The records —
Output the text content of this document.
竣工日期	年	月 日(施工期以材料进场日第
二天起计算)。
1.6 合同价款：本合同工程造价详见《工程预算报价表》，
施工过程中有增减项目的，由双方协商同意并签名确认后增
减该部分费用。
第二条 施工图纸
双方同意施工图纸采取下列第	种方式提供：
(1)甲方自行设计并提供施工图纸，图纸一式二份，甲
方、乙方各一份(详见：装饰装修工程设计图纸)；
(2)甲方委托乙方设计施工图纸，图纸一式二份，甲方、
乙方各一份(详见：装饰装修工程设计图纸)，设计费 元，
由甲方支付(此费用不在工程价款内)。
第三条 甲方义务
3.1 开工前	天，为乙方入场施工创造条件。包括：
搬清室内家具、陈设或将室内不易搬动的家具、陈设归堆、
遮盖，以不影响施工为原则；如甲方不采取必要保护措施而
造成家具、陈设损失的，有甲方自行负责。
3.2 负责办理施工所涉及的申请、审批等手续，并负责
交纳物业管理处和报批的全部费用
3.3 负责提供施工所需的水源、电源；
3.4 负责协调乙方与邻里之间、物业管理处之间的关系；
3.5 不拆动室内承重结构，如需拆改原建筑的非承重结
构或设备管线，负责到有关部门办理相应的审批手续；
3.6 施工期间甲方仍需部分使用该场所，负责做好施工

What to do — Tell how many lines in the material above include the word "装饰装修工程设计图纸", giving the number only.

Solution — 2